▶ Problem description:
Copy each line below without leaving any out.

▶ Stored data:
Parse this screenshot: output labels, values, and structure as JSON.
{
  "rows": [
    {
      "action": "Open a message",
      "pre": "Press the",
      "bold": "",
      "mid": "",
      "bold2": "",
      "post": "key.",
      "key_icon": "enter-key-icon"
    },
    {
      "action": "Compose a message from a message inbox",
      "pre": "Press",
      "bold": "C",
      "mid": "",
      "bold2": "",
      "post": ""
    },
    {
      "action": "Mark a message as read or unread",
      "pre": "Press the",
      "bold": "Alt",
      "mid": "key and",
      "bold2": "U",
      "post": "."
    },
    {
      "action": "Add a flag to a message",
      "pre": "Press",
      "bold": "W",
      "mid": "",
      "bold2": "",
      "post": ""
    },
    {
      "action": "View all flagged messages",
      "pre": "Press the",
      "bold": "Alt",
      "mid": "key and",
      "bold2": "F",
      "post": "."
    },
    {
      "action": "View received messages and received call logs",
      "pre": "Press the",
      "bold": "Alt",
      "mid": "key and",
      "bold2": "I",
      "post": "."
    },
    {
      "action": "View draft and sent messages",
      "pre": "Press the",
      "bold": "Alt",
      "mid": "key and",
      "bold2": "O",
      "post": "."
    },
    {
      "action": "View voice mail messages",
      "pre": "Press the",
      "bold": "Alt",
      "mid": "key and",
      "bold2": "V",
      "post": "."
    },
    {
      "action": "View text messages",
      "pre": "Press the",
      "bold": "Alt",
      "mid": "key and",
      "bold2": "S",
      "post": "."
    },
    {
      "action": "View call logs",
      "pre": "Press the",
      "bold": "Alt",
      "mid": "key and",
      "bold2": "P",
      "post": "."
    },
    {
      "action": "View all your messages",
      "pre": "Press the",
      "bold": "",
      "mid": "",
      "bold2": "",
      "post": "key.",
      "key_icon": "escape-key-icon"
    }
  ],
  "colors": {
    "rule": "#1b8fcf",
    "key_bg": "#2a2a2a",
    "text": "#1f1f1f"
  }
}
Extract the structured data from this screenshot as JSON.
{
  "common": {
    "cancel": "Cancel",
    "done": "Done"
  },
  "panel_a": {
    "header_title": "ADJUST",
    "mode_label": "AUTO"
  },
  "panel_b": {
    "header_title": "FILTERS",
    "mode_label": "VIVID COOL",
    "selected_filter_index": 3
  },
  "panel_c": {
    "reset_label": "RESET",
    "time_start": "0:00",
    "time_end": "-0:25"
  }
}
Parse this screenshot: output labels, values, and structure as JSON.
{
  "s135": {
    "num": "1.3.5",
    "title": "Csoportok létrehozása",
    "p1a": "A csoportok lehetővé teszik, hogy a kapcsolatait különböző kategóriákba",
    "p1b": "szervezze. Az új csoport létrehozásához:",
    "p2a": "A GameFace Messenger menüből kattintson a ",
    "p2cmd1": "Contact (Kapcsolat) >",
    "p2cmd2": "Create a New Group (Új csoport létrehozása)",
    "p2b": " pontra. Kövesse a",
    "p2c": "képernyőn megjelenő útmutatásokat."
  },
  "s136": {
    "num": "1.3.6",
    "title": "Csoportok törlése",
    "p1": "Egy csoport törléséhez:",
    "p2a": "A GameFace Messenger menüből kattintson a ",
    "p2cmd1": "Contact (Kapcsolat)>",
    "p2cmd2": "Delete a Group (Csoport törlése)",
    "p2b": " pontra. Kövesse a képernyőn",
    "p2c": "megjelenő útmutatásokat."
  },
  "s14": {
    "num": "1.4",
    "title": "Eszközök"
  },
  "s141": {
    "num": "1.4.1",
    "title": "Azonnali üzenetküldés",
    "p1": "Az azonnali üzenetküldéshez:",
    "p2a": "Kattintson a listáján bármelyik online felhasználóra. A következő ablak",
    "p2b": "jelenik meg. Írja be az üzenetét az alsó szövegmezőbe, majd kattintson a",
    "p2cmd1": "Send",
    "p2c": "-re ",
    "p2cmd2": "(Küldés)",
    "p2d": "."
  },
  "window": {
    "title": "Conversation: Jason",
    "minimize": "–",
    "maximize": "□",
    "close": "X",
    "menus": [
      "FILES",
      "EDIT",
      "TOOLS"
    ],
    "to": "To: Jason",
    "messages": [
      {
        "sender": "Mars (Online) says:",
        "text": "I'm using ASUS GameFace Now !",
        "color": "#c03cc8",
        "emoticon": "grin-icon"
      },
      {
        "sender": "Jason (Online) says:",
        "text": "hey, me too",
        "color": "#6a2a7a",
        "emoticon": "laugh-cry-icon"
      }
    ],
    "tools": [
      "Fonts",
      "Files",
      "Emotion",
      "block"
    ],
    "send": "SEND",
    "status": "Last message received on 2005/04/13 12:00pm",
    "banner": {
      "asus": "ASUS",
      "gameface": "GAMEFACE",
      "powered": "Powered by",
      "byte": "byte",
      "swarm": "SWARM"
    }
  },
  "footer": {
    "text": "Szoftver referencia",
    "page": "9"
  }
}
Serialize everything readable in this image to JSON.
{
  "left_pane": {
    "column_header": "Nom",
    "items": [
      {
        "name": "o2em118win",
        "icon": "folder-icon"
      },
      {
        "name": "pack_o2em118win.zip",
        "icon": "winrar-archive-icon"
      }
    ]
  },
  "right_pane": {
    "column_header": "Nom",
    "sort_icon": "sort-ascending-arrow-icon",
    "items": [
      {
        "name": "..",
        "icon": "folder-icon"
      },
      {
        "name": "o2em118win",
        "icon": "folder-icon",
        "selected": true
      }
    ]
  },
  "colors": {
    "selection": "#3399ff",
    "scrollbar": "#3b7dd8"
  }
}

▶ Answer for the task:
Parse this screenshot: output labels, values, and structure as JSON.
{
  "rows": [
    {
      "action": "Open a message",
      "pre": "Press the",
      "bold": "",
      "mid": "",
      "bold2": "",
      "post": "key.",
      "key_icon": "enter-key-icon"
    },
    {
      "action": "Compose a message from a message inbox",
      "pre": "Press",
      "bold": "C",
      "mid": "",
      "bold2": "",
      "post": ""
    },
    {
      "action": "Mark a message as read or unread",
      "pre": "Press the",
      "bold": "Alt",
      "mid": "key and",
      "bold2": "U",
      "post": "."
    },
    {
      "action": "Add a flag to a message",
      "pre": "Press",
      "bold": "W",
      "mid": "",
      "bold2": "",
      "post": ""
    },
    {
      "action": "View all flagged messages",
      "pre": "Press the",
      "bold": "Alt",
      "mid": "key and",
      "bold2": "F",
      "post": "."
    },
    {
      "action": "View received messages and received call logs",
      "pre": "Press the",
      "bold": "Alt",
      "mid": "key and",
      "bold2": "I",
      "post": "."
    },
    {
      "action": "View draft and sent messages",
      "pre": "Press the",
      "bold": "Alt",
      "mid": "key and",
      "bold2": "O",
      "post": "."
    },
    {
      "action": "View voice mail messages",
      "pre": "Press the",
      "bold": "Alt",
      "mid": "key and",
      "bold2": "V",
      "post": "."
    },
    {
      "action": "View text messages",
      "pre": "Press the",
      "bold": "Alt",
      "mid": "key and",
      "bold2": "S",
      "post": "."
    },
    {
      "action": "View call logs",
      "pre": "Press the",
      "bold": "Alt",
      "mid": "key and",
      "bold2": "P",
      "post": "."
    },
    {
      "action": "View all your messages",
      "pre": "Press the",
      "bold": "",
      "mid": "",
      "bold2": "",
      "post": "key.",
      "key_icon": "escape-key-icon"
    }
  ],
  "colors": {
    "rule": "#1b8fcf",
    "key_bg": "#2a2a2a",
    "text": "#1f1f1f"
  }
}
Extract the structured data from this screenshot as JSON.
{
  "common": {
    "cancel": "Cancel",
    "done": "Done"
  },
  "panel_a": {
    "header_title": "ADJUST",
    "mode_label": "AUTO"
  },
  "panel_b": {
    "header_title": "FILTERS",
    "mode_label": "VIVID COOL",
    "selected_filter_index": 3
  },
  "panel_c": {
    "reset_label": "RESET",
    "time_start": "0:00",
    "time_end": "-0:25"
  }
}
Parse this screenshot: output labels, values, and structure as JSON.
{
  "s135": {
    "num": "1.3.5",
    "title": "Csoportok létrehozása",
    "p1a": "A csoportok lehetővé teszik, hogy a kapcsolatait különböző kategóriákba",
    "p1b": "szervezze. Az új csoport létrehozásához:",
    "p2a": "A GameFace Messenger menüből kattintson a ",
    "p2cmd1": "Contact (Kapcsolat) >",
    "p2cmd2": "Create a New Group (Új csoport létrehozása)",
    "p2b": " pontra. Kövesse a",
    "p2c": "képernyőn megjelenő útmutatásokat."
  },
  "s136": {
    "num": "1.3.6",
    "title": "Csoportok törlése",
    "p1": "Egy csoport törléséhez:",
    "p2a": "A GameFace Messenger menüből kattintson a ",
    "p2cmd1": "Contact (Kapcsolat)>",
    "p2cmd2": "Delete a Group (Csoport törlése)",
    "p2b": " pontra. Kövesse a képernyőn",
    "p2c": "megjelenő útmutatásokat."
  },
  "s14": {
    "num": "1.4",
    "title": "Eszközök"
  },
  "s141": {
    "num": "1.4.1",
    "title": "Azonnali üzenetküldés",
    "p1": "Az azonnali üzenetküldéshez:",
    "p2a": "Kattintson a listáján bármelyik online felhasználóra. A következő ablak",
    "p2b": "jelenik meg. Írja be az üzenetét az alsó szövegmezőbe, majd kattintson a",
    "p2cmd1": "Send",
    "p2c": "-re ",
    "p2cmd2": "(Küldés)",
    "p2d": "."
  },
  "window": {
    "title": "Conversation: Jason",
    "minimize": "–",
    "maximize": "□",
    "close": "X",
    "menus": [
      "FILES",
      "EDIT",
      "TOOLS"
    ],
    "to": "To: Jason",
    "messages": [
      {
        "sender": "Mars (Online) says:",
        "text": "I'm using ASUS GameFace Now !",
        "color": "#c03cc8",
        "emoticon": "grin-icon"
      },
      {
        "sender": "Jason (Online) says:",
        "text": "hey, me too",
        "color": "#6a2a7a",
        "emoticon": "laugh-cry-icon"
      }
    ],
    "tools": [
      "Fonts",
      "Files",
      "Emotion",
      "block"
    ],
    "send": "SEND",
    "status": "Last message received on 2005/04/13 12:00pm",
    "banner": {
      "asus": "ASUS",
      "gameface": "GAMEFACE",
      "powered": "Powered by",
      "byte": "byte",
      "swarm": "SWARM"
    }
  },
  "footer": {
    "text": "Szoftver referencia",
    "page": "9"
  }
}
Serialize everything readable in this image to JSON.
{
  "left_pane": {
    "column_header": "Nom",
    "items": [
      {
        "name": "o2em118win",
        "icon": "folder-icon"
      },
      {
        "name": "pack_o2em118win.zip",
        "icon": "winrar-archive-icon"
      }
    ]
  },
  "right_pane": {
    "column_header": "Nom",
    "sort_icon": "sort-ascending-arrow-icon",
    "items": [
      {
        "name": "..",
        "icon": "folder-icon"
      },
      {
        "name": "o2em118win",
        "icon": "folder-icon",
        "selected": true
      }
    ]
  },
  "colors": {
    "selection": "#3399ff",
    "scrollbar": "#3b7dd8"
  }
}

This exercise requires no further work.